Description of the task:
Pictures do not belong in the copy; quote every entry below exactly.

Extracted data:
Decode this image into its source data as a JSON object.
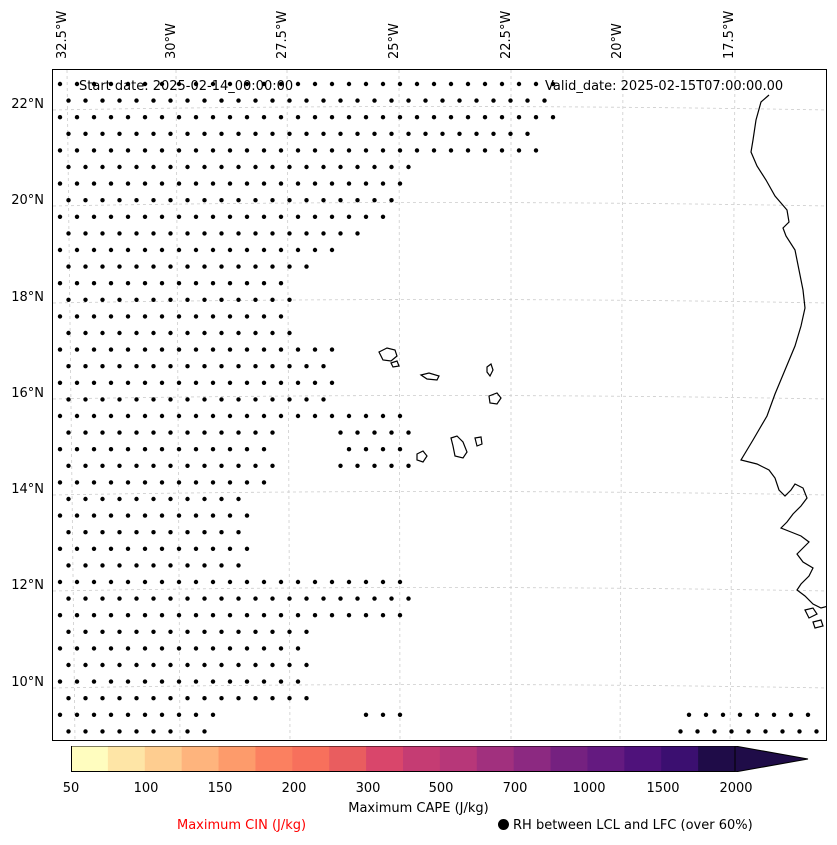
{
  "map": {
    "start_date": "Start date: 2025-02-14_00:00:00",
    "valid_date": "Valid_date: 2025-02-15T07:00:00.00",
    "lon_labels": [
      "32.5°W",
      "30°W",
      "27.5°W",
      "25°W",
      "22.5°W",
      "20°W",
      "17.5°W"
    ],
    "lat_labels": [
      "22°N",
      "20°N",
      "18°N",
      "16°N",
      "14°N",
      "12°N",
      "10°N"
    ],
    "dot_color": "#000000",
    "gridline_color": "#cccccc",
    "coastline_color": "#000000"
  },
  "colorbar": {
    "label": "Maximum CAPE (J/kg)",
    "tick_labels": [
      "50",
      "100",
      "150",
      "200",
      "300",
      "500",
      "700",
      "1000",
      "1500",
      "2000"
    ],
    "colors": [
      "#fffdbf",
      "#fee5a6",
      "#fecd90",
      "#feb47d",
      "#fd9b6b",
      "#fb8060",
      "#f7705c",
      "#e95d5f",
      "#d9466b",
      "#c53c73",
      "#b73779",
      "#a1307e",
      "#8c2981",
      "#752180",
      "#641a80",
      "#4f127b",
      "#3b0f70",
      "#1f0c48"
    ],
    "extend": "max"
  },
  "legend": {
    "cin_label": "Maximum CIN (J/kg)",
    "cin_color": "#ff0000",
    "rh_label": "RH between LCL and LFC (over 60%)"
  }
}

Output of the task:
Decode this image into its source data as a JSON object.
{
  "map": {
    "start_date": "Start date: 2025-02-14_00:00:00",
    "valid_date": "Valid_date: 2025-02-15T07:00:00.00",
    "lon_labels": [
      "32.5°W",
      "30°W",
      "27.5°W",
      "25°W",
      "22.5°W",
      "20°W",
      "17.5°W"
    ],
    "lat_labels": [
      "22°N",
      "20°N",
      "18°N",
      "16°N",
      "14°N",
      "12°N",
      "10°N"
    ],
    "dot_color": "#000000",
    "gridline_color": "#cccccc",
    "coastline_color": "#000000"
  },
  "colorbar": {
    "label": "Maximum CAPE (J/kg)",
    "tick_labels": [
      "50",
      "100",
      "150",
      "200",
      "300",
      "500",
      "700",
      "1000",
      "1500",
      "2000"
    ],
    "colors": [
      "#fffdbf",
      "#fee5a6",
      "#fecd90",
      "#feb47d",
      "#fd9b6b",
      "#fb8060",
      "#f7705c",
      "#e95d5f",
      "#d9466b",
      "#c53c73",
      "#b73779",
      "#a1307e",
      "#8c2981",
      "#752180",
      "#641a80",
      "#4f127b",
      "#3b0f70",
      "#1f0c48"
    ],
    "extend": "max"
  },
  "legend": {
    "cin_label": "Maximum CIN (J/kg)",
    "cin_color": "#ff0000",
    "rh_label": "RH between LCL and LFC (over 60%)"
  }
}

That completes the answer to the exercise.